WORK INSTRUCTIONS: Lift every line from the entries that includes the word "bottom".

▬▬▬▬▬▬▬▬▬▬

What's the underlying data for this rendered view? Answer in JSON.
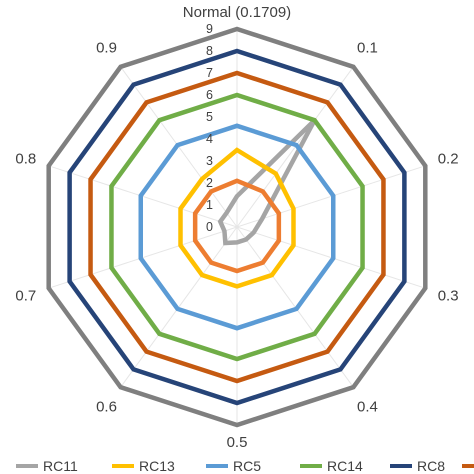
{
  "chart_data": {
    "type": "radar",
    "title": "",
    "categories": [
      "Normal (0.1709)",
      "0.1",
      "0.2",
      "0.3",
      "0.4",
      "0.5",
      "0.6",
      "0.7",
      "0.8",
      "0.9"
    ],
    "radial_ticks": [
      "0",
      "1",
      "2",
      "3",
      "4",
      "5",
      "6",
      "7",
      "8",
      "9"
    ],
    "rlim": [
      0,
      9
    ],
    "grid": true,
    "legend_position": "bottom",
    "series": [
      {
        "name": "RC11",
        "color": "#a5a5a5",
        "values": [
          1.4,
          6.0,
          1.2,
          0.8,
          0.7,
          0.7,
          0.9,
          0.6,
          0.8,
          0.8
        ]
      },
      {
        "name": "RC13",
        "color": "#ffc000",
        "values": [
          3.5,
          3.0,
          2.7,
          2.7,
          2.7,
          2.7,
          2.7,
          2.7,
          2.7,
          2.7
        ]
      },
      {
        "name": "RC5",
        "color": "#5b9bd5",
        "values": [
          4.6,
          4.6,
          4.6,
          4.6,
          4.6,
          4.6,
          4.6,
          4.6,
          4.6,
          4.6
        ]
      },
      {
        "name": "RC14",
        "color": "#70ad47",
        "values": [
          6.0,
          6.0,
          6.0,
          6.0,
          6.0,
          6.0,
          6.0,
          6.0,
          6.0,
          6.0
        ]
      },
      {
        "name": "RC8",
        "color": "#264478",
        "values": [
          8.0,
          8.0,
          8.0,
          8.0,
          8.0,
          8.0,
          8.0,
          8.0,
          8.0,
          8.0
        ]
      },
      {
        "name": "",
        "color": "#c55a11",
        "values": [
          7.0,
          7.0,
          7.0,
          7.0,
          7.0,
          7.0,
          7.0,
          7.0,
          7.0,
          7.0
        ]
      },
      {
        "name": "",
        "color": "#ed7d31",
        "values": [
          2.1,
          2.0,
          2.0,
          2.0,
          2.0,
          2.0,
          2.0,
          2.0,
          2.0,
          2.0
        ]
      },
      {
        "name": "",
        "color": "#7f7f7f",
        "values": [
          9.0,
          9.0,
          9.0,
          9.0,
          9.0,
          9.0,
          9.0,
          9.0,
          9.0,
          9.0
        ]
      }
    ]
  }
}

▬▬▬▬▬▬▬▬▬▬

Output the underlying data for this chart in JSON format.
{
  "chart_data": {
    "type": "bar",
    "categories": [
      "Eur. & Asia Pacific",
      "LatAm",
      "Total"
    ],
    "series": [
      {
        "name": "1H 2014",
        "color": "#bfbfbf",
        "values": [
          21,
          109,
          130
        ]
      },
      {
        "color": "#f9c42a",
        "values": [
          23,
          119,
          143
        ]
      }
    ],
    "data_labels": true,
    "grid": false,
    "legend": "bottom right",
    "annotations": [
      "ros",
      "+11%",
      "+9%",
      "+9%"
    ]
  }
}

▬▬▬▬▬▬▬▬▬▬

RESULT BELOW:
    "legend_position": "bottom",
    "legend": "bottom right",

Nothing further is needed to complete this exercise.